#### Objective
Everything from the line that contains "What's the underlying" through the final line of the records below should be quoted exactly, except the pictures.

=== Material supplied ===

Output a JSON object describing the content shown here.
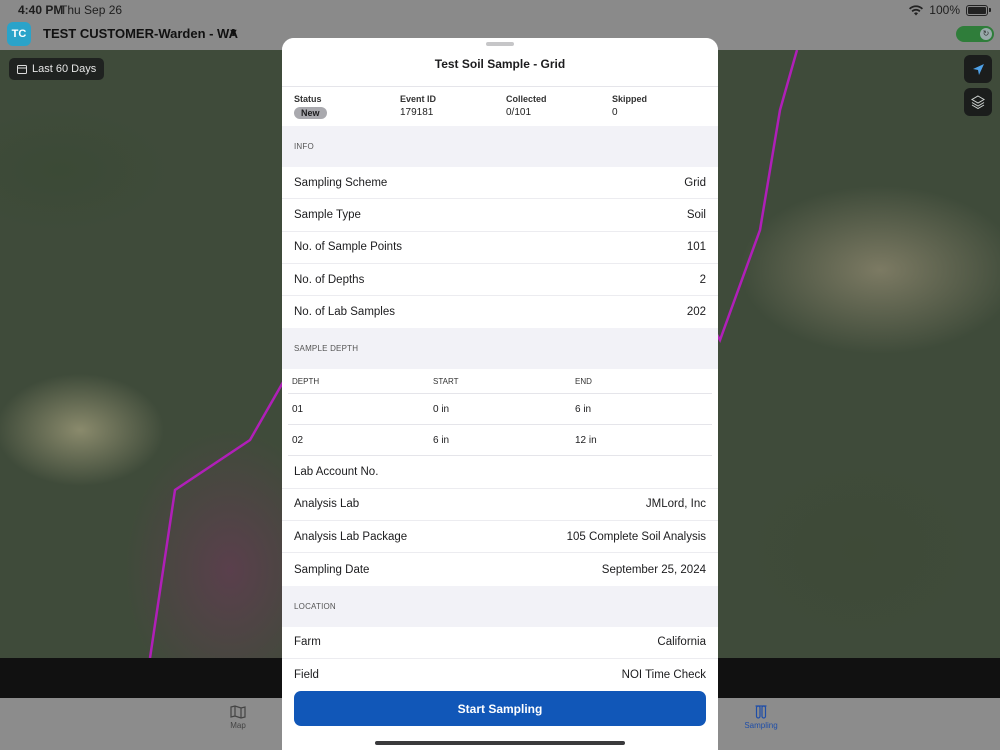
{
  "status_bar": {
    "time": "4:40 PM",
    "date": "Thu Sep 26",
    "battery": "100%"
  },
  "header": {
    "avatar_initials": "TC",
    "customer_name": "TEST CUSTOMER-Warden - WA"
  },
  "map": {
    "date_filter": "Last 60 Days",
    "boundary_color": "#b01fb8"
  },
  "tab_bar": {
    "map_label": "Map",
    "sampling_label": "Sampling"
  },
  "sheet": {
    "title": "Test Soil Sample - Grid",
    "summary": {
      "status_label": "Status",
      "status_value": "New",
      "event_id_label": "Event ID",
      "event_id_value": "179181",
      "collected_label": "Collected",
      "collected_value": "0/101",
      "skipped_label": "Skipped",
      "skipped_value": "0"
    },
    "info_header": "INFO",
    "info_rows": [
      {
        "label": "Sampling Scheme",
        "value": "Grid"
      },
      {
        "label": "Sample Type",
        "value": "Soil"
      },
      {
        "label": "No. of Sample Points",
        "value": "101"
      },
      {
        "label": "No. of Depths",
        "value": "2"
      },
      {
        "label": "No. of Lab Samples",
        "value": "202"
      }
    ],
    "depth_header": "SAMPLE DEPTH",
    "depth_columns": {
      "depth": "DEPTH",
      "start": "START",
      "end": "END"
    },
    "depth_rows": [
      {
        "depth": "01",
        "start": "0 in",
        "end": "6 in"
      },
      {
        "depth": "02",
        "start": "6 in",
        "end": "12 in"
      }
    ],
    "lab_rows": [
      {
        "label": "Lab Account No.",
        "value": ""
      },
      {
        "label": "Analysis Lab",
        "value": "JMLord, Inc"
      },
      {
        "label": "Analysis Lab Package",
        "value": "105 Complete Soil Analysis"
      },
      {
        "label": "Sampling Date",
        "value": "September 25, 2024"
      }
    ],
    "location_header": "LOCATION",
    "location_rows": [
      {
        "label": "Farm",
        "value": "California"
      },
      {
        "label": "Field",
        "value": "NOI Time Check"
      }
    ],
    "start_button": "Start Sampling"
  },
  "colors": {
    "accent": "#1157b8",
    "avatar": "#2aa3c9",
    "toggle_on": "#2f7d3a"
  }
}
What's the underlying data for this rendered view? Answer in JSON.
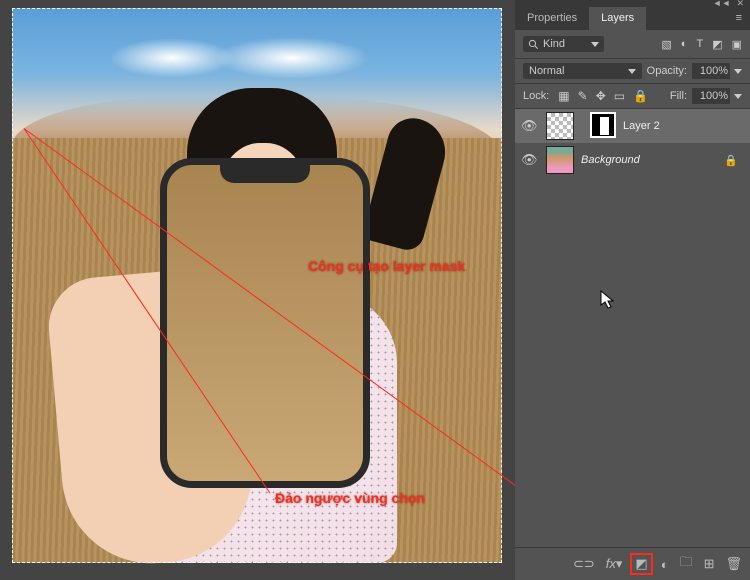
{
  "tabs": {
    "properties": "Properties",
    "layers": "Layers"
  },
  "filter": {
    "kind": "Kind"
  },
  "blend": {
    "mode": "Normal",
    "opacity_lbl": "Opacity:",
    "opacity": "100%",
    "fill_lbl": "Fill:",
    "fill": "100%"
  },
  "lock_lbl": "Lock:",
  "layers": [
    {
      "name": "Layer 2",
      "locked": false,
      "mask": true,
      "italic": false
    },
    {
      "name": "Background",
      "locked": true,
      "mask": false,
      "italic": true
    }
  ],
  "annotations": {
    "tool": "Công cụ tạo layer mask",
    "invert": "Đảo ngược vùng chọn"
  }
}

===

#### Reply to the task
What's the underlying data for this rendered view? Answer in JSON.
{
  "tabs": {
    "properties": "Properties",
    "layers": "Layers"
  },
  "filter": {
    "kind": "Kind"
  },
  "blend": {
    "mode": "Normal",
    "opacity_lbl": "Opacity:",
    "opacity": "100%",
    "fill_lbl": "Fill:",
    "fill": "100%"
  },
  "lock_lbl": "Lock:",
  "layers": [
    {
      "name": "Layer 2",
      "locked": false,
      "mask": true,
      "italic": false
    },
    {
      "name": "Background",
      "locked": true,
      "mask": false,
      "italic": true
    }
  ],
  "annotations": {
    "tool": "Công cụ tạo layer mask",
    "invert": "Đảo ngược vùng chọn"
  }
}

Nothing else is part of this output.